Goal - Reproduce the data in its entirety, exactly as supplied.

++++++

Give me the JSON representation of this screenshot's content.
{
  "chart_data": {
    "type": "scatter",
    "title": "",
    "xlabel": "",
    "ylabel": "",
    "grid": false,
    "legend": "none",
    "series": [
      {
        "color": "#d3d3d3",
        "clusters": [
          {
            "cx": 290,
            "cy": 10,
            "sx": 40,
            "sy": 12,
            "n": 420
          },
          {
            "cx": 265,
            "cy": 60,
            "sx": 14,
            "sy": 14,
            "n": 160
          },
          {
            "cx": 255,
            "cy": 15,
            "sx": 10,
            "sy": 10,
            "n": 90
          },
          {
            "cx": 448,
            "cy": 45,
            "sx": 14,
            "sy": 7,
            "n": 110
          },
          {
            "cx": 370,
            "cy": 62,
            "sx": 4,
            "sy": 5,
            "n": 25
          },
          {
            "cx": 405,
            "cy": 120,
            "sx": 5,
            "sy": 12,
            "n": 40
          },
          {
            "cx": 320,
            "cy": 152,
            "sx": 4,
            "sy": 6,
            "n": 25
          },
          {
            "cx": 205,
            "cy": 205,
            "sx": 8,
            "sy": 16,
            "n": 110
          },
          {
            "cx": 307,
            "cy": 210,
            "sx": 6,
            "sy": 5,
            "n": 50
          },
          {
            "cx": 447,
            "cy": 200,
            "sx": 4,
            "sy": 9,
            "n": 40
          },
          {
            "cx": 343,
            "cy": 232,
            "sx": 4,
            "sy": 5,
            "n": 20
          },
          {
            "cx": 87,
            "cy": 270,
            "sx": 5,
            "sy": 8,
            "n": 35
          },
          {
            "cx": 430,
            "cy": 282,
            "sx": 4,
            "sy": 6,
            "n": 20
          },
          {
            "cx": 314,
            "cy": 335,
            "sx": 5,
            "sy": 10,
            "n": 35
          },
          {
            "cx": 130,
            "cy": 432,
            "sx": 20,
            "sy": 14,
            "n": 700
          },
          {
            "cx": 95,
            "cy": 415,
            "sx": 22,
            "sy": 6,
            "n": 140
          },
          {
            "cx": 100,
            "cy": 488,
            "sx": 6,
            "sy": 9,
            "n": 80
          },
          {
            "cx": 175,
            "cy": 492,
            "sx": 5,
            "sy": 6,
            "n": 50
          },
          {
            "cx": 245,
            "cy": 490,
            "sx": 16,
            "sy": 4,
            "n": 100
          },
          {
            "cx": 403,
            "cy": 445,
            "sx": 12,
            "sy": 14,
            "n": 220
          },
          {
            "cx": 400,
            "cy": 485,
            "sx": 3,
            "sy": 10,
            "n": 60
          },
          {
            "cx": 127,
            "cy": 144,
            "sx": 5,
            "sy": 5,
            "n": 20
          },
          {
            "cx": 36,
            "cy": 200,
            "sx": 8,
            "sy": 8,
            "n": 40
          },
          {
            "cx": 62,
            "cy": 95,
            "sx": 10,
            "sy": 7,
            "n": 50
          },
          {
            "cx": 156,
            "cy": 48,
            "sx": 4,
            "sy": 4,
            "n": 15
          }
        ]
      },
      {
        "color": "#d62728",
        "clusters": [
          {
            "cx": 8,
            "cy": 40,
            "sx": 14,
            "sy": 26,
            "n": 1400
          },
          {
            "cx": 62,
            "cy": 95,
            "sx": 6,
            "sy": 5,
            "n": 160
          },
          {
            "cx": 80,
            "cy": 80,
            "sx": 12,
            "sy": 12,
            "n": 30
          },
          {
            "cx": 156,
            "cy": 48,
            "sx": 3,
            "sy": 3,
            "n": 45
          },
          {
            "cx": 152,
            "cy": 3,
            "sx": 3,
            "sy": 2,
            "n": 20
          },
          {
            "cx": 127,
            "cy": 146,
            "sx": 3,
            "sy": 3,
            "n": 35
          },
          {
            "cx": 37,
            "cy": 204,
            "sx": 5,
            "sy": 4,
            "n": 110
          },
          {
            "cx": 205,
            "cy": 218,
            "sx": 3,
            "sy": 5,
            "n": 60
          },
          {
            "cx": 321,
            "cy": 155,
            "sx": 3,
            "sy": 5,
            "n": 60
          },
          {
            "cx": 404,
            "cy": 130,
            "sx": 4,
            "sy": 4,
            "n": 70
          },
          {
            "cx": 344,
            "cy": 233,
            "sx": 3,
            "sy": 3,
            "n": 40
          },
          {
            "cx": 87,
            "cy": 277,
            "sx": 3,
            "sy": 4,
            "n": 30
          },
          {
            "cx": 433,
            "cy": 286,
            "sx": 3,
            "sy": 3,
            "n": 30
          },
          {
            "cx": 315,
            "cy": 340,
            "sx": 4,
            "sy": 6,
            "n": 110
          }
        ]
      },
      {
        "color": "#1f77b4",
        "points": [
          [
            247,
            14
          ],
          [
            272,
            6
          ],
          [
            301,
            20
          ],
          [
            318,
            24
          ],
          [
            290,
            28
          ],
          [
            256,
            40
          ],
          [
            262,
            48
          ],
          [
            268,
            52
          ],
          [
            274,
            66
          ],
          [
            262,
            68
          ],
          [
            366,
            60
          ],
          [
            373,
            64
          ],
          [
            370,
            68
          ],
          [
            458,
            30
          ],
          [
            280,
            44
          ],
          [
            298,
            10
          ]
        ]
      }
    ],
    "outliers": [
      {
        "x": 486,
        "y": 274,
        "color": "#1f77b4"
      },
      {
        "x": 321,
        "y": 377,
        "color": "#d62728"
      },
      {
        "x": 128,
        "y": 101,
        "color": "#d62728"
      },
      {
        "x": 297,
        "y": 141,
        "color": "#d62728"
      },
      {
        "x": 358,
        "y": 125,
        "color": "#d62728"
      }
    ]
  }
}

++++++

Answer below -
Give me the JSON representation of this screenshot's content.
{
  "chart_data": {
    "type": "scatter",
    "title": "",
    "xlabel": "",
    "ylabel": "",
    "grid": false,
    "legend": "none",
    "series": [
      {
        "color": "#d3d3d3",
        "clusters": [
          {
            "cx": 290,
            "cy": 10,
            "sx": 40,
            "sy": 12,
            "n": 420
          },
          {
            "cx": 265,
            "cy": 60,
            "sx": 14,
            "sy": 14,
            "n": 160
          },
          {
            "cx": 255,
            "cy": 15,
            "sx": 10,
            "sy": 10,
            "n": 90
          },
          {
            "cx": 448,
            "cy": 45,
            "sx": 14,
            "sy": 7,
            "n": 110
          },
          {
            "cx": 370,
            "cy": 62,
            "sx": 4,
            "sy": 5,
            "n": 25
          },
          {
            "cx": 405,
            "cy": 120,
            "sx": 5,
            "sy": 12,
            "n": 40
          },
          {
            "cx": 320,
            "cy": 152,
            "sx": 4,
            "sy": 6,
            "n": 25
          },
          {
            "cx": 205,
            "cy": 205,
            "sx": 8,
            "sy": 16,
            "n": 110
          },
          {
            "cx": 307,
            "cy": 210,
            "sx": 6,
            "sy": 5,
            "n": 50
          },
          {
            "cx": 447,
            "cy": 200,
            "sx": 4,
            "sy": 9,
            "n": 40
          },
          {
            "cx": 343,
            "cy": 232,
            "sx": 4,
            "sy": 5,
            "n": 20
          },
          {
            "cx": 87,
            "cy": 270,
            "sx": 5,
            "sy": 8,
            "n": 35
          },
          {
            "cx": 430,
            "cy": 282,
            "sx": 4,
            "sy": 6,
            "n": 20
          },
          {
            "cx": 314,
            "cy": 335,
            "sx": 5,
            "sy": 10,
            "n": 35
          },
          {
            "cx": 130,
            "cy": 432,
            "sx": 20,
            "sy": 14,
            "n": 700
          },
          {
            "cx": 95,
            "cy": 415,
            "sx": 22,
            "sy": 6,
            "n": 140
          },
          {
            "cx": 100,
            "cy": 488,
            "sx": 6,
            "sy": 9,
            "n": 80
          },
          {
            "cx": 175,
            "cy": 492,
            "sx": 5,
            "sy": 6,
            "n": 50
          },
          {
            "cx": 245,
            "cy": 490,
            "sx": 16,
            "sy": 4,
            "n": 100
          },
          {
            "cx": 403,
            "cy": 445,
            "sx": 12,
            "sy": 14,
            "n": 220
          },
          {
            "cx": 400,
            "cy": 485,
            "sx": 3,
            "sy": 10,
            "n": 60
          },
          {
            "cx": 127,
            "cy": 144,
            "sx": 5,
            "sy": 5,
            "n": 20
          },
          {
            "cx": 36,
            "cy": 200,
            "sx": 8,
            "sy": 8,
            "n": 40
          },
          {
            "cx": 62,
            "cy": 95,
            "sx": 10,
            "sy": 7,
            "n": 50
          },
          {
            "cx": 156,
            "cy": 48,
            "sx": 4,
            "sy": 4,
            "n": 15
          }
        ]
      },
      {
        "color": "#d62728",
        "clusters": [
          {
            "cx": 8,
            "cy": 40,
            "sx": 14,
            "sy": 26,
            "n": 1400
          },
          {
            "cx": 62,
            "cy": 95,
            "sx": 6,
            "sy": 5,
            "n": 160
          },
          {
            "cx": 80,
            "cy": 80,
            "sx": 12,
            "sy": 12,
            "n": 30
          },
          {
            "cx": 156,
            "cy": 48,
            "sx": 3,
            "sy": 3,
            "n": 45
          },
          {
            "cx": 152,
            "cy": 3,
            "sx": 3,
            "sy": 2,
            "n": 20
          },
          {
            "cx": 127,
            "cy": 146,
            "sx": 3,
            "sy": 3,
            "n": 35
          },
          {
            "cx": 37,
            "cy": 204,
            "sx": 5,
            "sy": 4,
            "n": 110
          },
          {
            "cx": 205,
            "cy": 218,
            "sx": 3,
            "sy": 5,
            "n": 60
          },
          {
            "cx": 321,
            "cy": 155,
            "sx": 3,
            "sy": 5,
            "n": 60
          },
          {
            "cx": 404,
            "cy": 130,
            "sx": 4,
            "sy": 4,
            "n": 70
          },
          {
            "cx": 344,
            "cy": 233,
            "sx": 3,
            "sy": 3,
            "n": 40
          },
          {
            "cx": 87,
            "cy": 277,
            "sx": 3,
            "sy": 4,
            "n": 30
          },
          {
            "cx": 433,
            "cy": 286,
            "sx": 3,
            "sy": 3,
            "n": 30
          },
          {
            "cx": 315,
            "cy": 340,
            "sx": 4,
            "sy": 6,
            "n": 110
          }
        ]
      },
      {
        "color": "#1f77b4",
        "points": [
          [
            247,
            14
          ],
          [
            272,
            6
          ],
          [
            301,
            20
          ],
          [
            318,
            24
          ],
          [
            290,
            28
          ],
          [
            256,
            40
          ],
          [
            262,
            48
          ],
          [
            268,
            52
          ],
          [
            274,
            66
          ],
          [
            262,
            68
          ],
          [
            366,
            60
          ],
          [
            373,
            64
          ],
          [
            370,
            68
          ],
          [
            458,
            30
          ],
          [
            280,
            44
          ],
          [
            298,
            10
          ]
        ]
      }
    ],
    "outliers": [
      {
        "x": 486,
        "y": 274,
        "color": "#1f77b4"
      },
      {
        "x": 321,
        "y": 377,
        "color": "#d62728"
      },
      {
        "x": 128,
        "y": 101,
        "color": "#d62728"
      },
      {
        "x": 297,
        "y": 141,
        "color": "#d62728"
      },
      {
        "x": 358,
        "y": 125,
        "color": "#d62728"
      }
    ]
  }
}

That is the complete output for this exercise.